WHAT YOU ARE ASKED TO DO | Report how many lines include the word "решетки", and nothing besides that number.

SUPPLIED RECORDS |
• • •

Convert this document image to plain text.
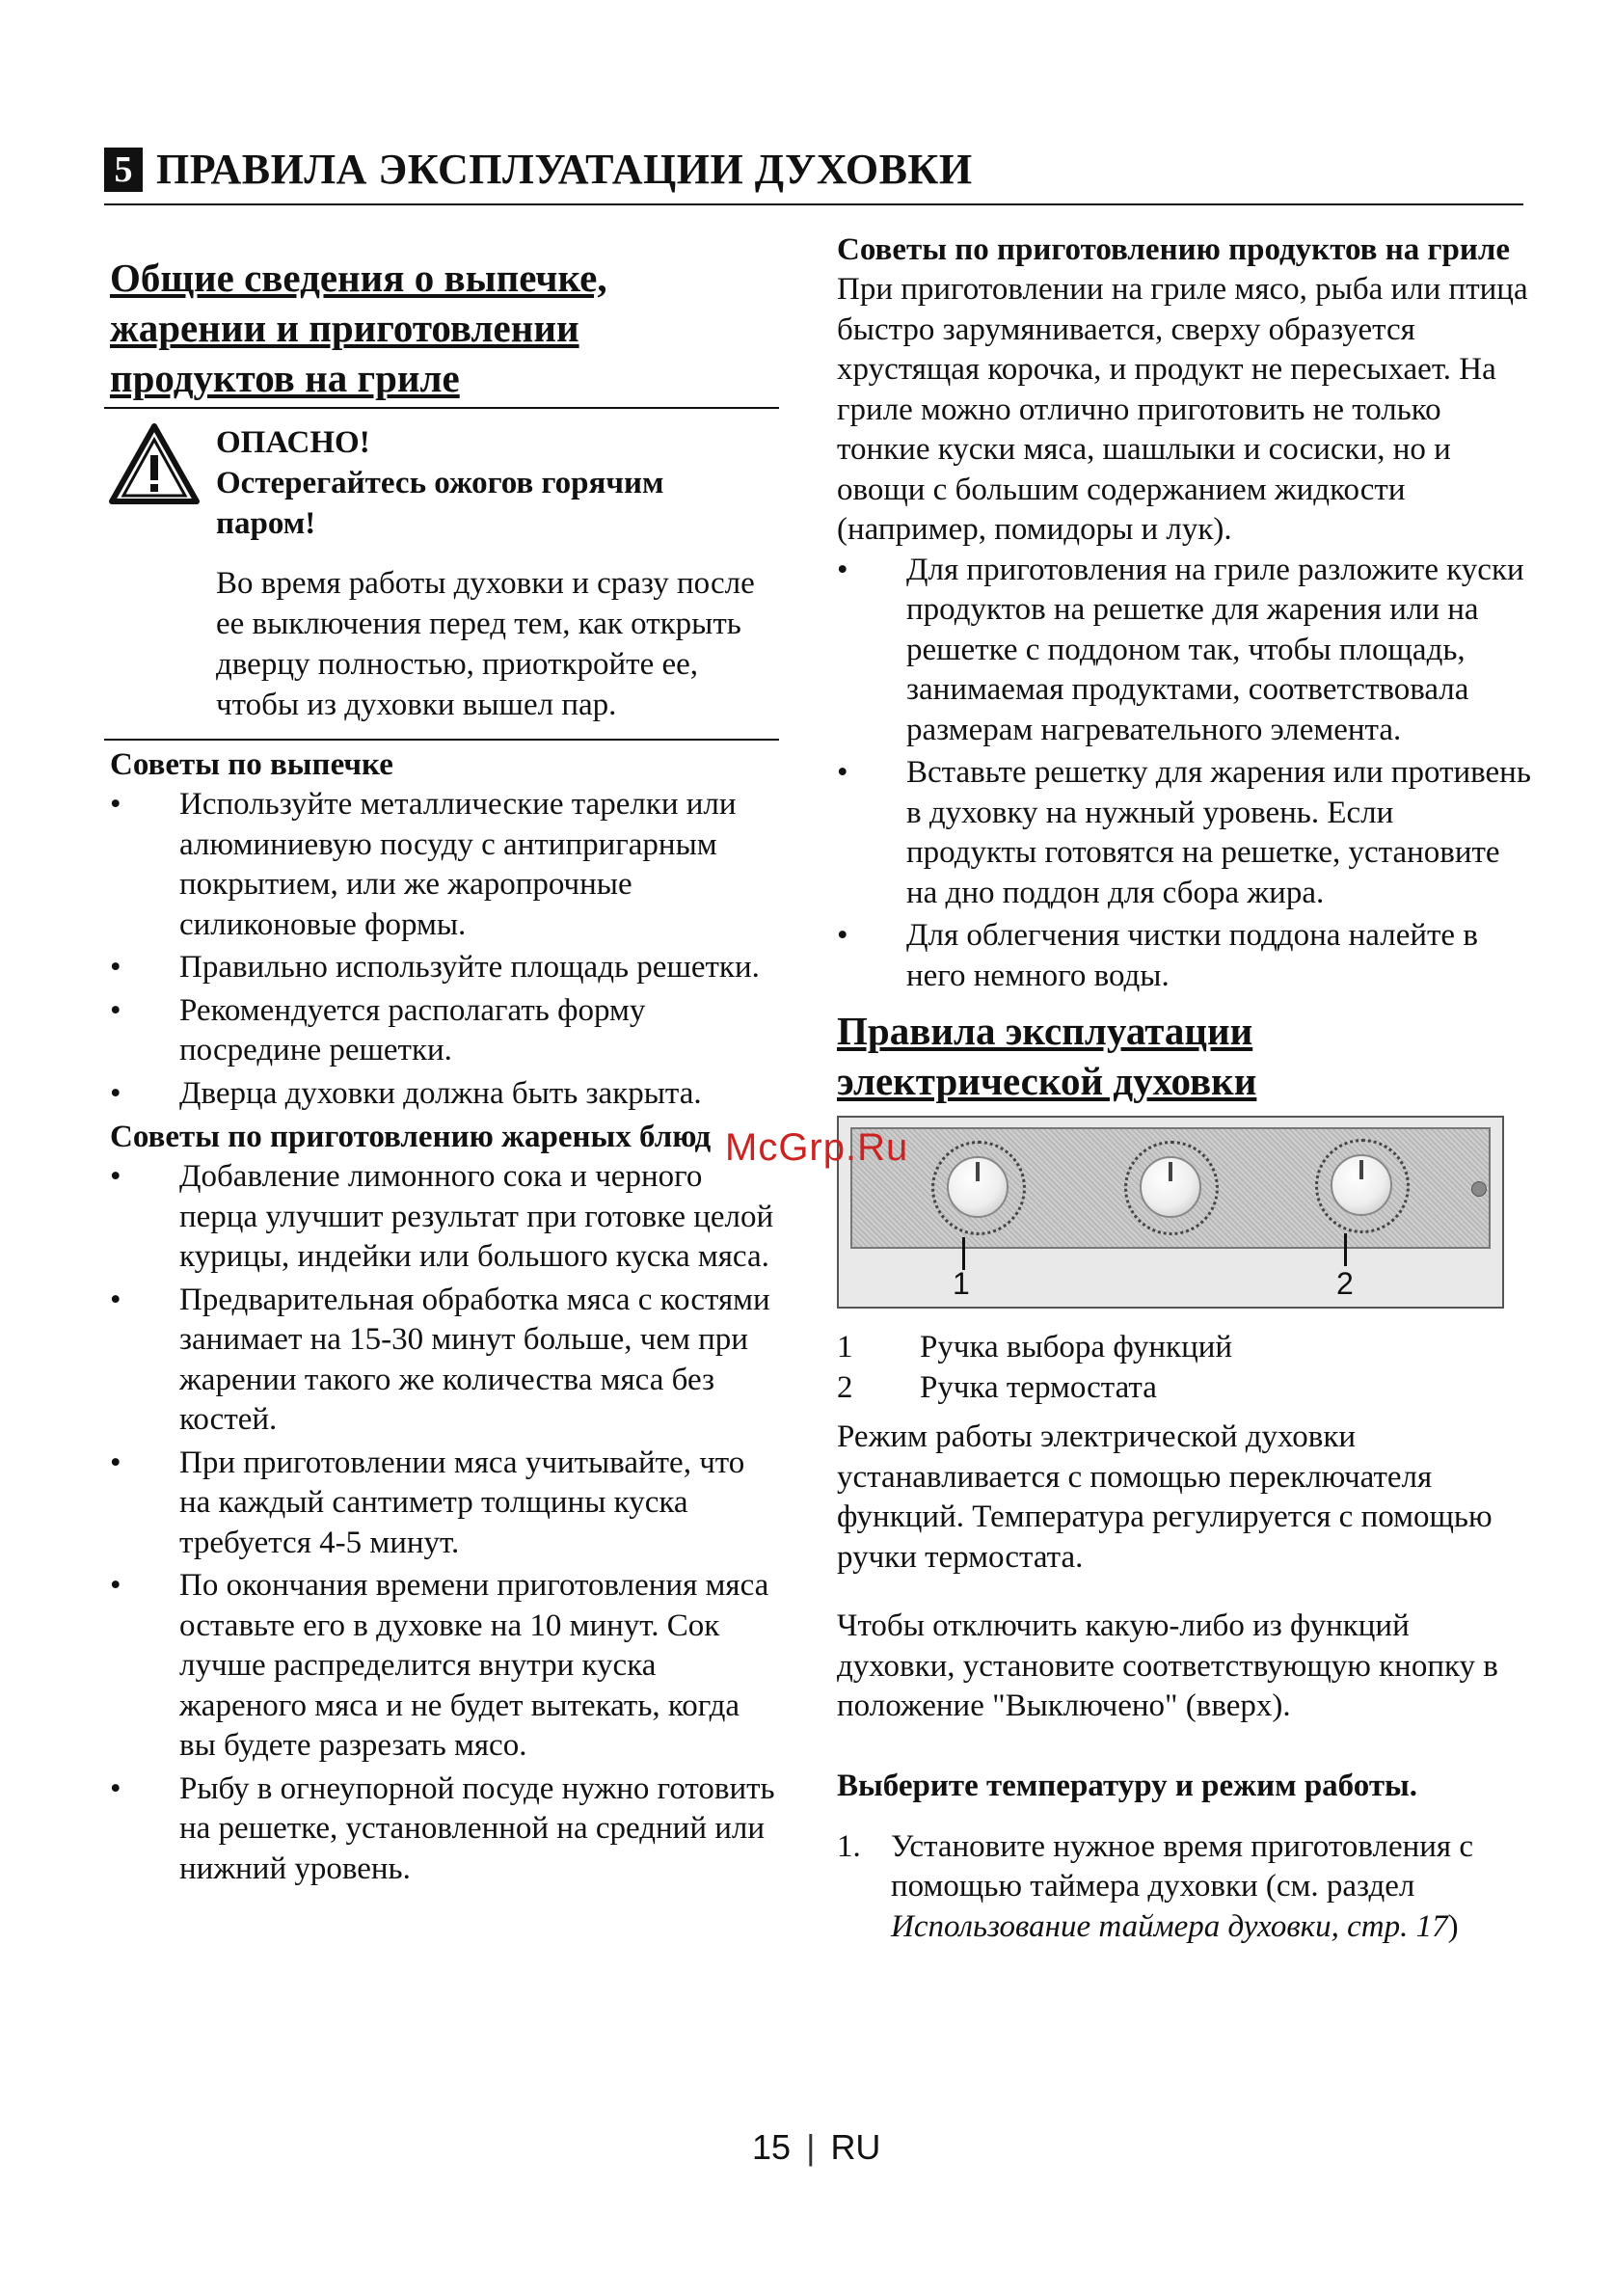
5 ПРАВИЛА ЭКСПЛУАТАЦИИ ДУХОВКИ
Общие сведения о выпечке,
жарении и приготовлении
продуктов на гриле
ОПАСНО!
Остерегайтесь ожогов горячим паром!
Во время работы духовки и сразу после ее выключения перед тем, как открыть дверцу полностью, приоткройте ее, чтобы из духовки вышел пар.
Советы по выпечке
• Используйте металлические тарелки или алюминиевую посуду с антипригарным покрытием, или же жаропрочные силиконовые формы.
• Правильно используйте площадь решетки.
• Рекомендуется располагать форму посредине решетки.
• Дверца духовки должна быть закрыта.
Советы по приготовлению жареных блюд
• Добавление лимонного сока и черного перца улучшит результат при готовке целой курицы, индейки или большого куска мяса.
• Предварительная обработка мяса с костями занимает на 15-30 минут больше, чем при жарении такого же количества мяса без костей.
• При приготовлении мяса учитывайте, что на каждый сантиметр толщины куска требуется 4-5 минут.
• По окончания времени приготовления мяса оставьте его в духовке на 10 минут. Сок лучше распределится внутри куска жареного мяса и не будет вытекать, когда вы будете разрезать мясо.
• Рыбу в огнеупорной посуде нужно готовить на решетке, установленной на средний или нижний уровень.
Советы по приготовлению продуктов на гриле
При приготовлении на гриле мясо, рыба или птица быстро зарумянивается, сверху образуется хрустящая корочка, и продукт не пересыхает. На гриле можно отлично приготовить не только тонкие куски мяса, шашлыки и сосиски, но и овощи с большим содержанием жидкости (например, помидоры и лук).
• Для приготовления на гриле разложите куски продуктов на решетке для жарения или на решетке с поддоном так, чтобы площадь, занимаемая продуктами, соответствовала размерам нагревательного элемента.
• Вставьте решетку для жарения или противень в духовку на нужный уровень. Если продукты готовятся на решетке, установите на дно поддон для сбора жира.
• Для облегчения чистки поддона налейте в него немного воды.
Правила эксплуатации
электрической духовки
1	2
1	Ручка выбора функций
2	Ручка термостата
Режим работы электрической духовки устанавливается с помощью переключателя функций. Температура регулируется с помощью ручки термостата.
Чтобы отключить какую-либо из функций духовки, установите соответствующую кнопку в положение "Выключено" (вверх).
Выберите температуру и режим работы.
1. Установите нужное время приготовления с помощью таймера духовки (см. раздел Использование таймера духовки, стр. 17)
McGrp.Ru
15 | RU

• • •

TASK RESULT | 2